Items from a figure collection
begin

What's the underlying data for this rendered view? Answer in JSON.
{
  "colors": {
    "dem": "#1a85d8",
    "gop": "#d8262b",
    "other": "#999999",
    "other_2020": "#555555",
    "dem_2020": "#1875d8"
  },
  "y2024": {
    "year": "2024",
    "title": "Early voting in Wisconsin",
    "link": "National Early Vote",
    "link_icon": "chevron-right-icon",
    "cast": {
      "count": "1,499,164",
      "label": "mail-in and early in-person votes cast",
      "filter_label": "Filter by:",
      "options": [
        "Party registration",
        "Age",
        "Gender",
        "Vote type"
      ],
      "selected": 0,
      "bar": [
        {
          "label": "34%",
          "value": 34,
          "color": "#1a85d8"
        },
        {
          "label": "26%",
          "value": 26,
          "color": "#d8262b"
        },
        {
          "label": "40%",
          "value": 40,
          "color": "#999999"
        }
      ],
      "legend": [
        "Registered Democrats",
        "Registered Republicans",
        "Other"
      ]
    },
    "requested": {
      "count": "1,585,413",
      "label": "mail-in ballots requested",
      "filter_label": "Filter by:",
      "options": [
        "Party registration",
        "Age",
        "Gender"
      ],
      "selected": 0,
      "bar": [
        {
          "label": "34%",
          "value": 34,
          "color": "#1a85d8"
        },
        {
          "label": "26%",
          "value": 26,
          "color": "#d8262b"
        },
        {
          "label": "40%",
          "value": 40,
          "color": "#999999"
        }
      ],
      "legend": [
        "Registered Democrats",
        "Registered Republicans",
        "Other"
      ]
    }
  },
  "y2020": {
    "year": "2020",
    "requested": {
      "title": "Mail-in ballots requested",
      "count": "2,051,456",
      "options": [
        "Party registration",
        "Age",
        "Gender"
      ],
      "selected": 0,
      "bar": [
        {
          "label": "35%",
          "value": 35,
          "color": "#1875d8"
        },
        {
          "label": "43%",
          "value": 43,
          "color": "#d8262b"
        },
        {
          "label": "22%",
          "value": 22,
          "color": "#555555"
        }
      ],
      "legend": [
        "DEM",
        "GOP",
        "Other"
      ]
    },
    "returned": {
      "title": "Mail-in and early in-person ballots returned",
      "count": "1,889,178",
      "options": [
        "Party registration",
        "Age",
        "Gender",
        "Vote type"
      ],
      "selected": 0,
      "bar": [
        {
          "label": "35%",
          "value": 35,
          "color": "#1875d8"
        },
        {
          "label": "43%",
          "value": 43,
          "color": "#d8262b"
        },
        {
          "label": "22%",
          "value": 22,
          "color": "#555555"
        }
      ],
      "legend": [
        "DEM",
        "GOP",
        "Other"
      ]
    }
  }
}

end

**Prompt:** Extract all lines as given.

**Response to the exercise:**
What's the underlying data for this rendered view? Answer in JSON.
{
  "colors": {
    "dem": "#1a85d8",
    "gop": "#d8262b",
    "other": "#999999",
    "other_2020": "#555555",
    "dem_2020": "#1875d8"
  },
  "y2024": {
    "year": "2024",
    "title": "Early voting in Wisconsin",
    "link": "National Early Vote",
    "link_icon": "chevron-right-icon",
    "cast": {
      "count": "1,499,164",
      "label": "mail-in and early in-person votes cast",
      "filter_label": "Filter by:",
      "options": [
        "Party registration",
        "Age",
        "Gender",
        "Vote type"
      ],
      "selected": 0,
      "bar": [
        {
          "label": "34%",
          "value": 34,
          "color": "#1a85d8"
        },
        {
          "label": "26%",
          "value": 26,
          "color": "#d8262b"
        },
        {
          "label": "40%",
          "value": 40,
          "color": "#999999"
        }
      ],
      "legend": [
        "Registered Democrats",
        "Registered Republicans",
        "Other"
      ]
    },
    "requested": {
      "count": "1,585,413",
      "label": "mail-in ballots requested",
      "filter_label": "Filter by:",
      "options": [
        "Party registration",
        "Age",
        "Gender"
      ],
      "selected": 0,
      "bar": [
        {
          "label": "34%",
          "value": 34,
          "color": "#1a85d8"
        },
        {
          "label": "26%",
          "value": 26,
          "color": "#d8262b"
        },
        {
          "label": "40%",
          "value": 40,
          "color": "#999999"
        }
      ],
      "legend": [
        "Registered Democrats",
        "Registered Republicans",
        "Other"
      ]
    }
  },
  "y2020": {
    "year": "2020",
    "requested": {
      "title": "Mail-in ballots requested",
      "count": "2,051,456",
      "options": [
        "Party registration",
        "Age",
        "Gender"
      ],
      "selected": 0,
      "bar": [
        {
          "label": "35%",
          "value": 35,
          "color": "#1875d8"
        },
        {
          "label": "43%",
          "value": 43,
          "color": "#d8262b"
        },
        {
          "label": "22%",
          "value": 22,
          "color": "#555555"
        }
      ],
      "legend": [
        "DEM",
        "GOP",
        "Other"
      ]
    },
    "returned": {
      "title": "Mail-in and early in-person ballots returned",
      "count": "1,889,178",
      "options": [
        "Party registration",
        "Age",
        "Gender",
        "Vote type"
      ],
      "selected": 0,
      "bar": [
        {
          "label": "35%",
          "value": 35,
          "color": "#1875d8"
        },
        {
          "label": "43%",
          "value": 43,
          "color": "#d8262b"
        },
        {
          "label": "22%",
          "value": 22,
          "color": "#555555"
        }
      ],
      "legend": [
        "DEM",
        "GOP",
        "Other"
      ]
    }
  }
}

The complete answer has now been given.